— START Data —

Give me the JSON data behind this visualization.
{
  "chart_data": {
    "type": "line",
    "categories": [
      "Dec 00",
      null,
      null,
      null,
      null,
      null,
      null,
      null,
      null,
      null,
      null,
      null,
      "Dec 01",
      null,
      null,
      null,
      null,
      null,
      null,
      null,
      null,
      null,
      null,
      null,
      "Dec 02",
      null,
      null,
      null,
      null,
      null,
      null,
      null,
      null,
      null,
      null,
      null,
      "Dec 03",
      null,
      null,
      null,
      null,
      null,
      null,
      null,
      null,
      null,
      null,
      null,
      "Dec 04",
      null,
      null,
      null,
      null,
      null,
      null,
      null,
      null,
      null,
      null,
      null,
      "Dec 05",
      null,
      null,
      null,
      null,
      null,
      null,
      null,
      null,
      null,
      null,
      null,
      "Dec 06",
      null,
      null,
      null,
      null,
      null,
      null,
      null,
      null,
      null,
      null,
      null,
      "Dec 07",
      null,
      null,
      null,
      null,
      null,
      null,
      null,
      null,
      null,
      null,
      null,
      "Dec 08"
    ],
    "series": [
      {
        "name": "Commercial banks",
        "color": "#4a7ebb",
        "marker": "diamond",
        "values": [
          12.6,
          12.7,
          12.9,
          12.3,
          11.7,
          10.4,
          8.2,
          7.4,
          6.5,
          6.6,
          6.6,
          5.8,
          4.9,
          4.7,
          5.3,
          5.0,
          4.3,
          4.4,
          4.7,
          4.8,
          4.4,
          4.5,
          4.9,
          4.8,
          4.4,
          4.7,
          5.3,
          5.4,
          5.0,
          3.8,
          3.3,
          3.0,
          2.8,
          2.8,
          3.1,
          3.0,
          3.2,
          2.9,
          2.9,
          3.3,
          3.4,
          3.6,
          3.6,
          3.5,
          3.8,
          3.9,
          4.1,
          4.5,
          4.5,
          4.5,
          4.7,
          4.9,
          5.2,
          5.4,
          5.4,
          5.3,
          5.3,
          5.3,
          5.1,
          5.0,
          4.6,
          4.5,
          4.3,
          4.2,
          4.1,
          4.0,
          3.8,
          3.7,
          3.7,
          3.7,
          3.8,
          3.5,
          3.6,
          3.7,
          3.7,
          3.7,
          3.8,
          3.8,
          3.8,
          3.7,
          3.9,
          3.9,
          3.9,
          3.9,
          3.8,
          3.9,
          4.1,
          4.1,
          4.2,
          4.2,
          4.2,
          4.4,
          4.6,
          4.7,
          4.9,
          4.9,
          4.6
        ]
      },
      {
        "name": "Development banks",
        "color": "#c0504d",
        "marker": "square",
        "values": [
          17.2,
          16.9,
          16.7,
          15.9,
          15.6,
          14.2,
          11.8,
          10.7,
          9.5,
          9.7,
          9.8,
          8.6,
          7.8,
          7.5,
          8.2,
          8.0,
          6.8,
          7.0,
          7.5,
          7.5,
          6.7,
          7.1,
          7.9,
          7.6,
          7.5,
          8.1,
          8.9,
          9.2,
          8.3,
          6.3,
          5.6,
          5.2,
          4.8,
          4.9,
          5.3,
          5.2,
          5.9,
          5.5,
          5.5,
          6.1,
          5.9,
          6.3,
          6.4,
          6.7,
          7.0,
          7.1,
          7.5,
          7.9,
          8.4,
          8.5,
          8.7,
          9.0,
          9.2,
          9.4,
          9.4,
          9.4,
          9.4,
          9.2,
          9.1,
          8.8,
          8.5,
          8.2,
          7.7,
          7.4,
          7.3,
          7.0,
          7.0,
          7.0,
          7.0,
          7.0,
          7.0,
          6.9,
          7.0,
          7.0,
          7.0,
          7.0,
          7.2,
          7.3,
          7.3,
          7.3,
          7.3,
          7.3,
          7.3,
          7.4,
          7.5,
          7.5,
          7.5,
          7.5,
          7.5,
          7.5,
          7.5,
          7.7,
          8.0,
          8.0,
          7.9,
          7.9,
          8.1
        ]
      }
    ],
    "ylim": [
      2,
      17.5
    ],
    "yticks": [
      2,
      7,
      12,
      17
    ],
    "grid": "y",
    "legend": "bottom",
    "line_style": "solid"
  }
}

— END Data —

* _Task description_: Look through the listing and extract every line with "banks" in it.

* _Output_:
        "name": "Commercial banks",
        "name": "Development banks",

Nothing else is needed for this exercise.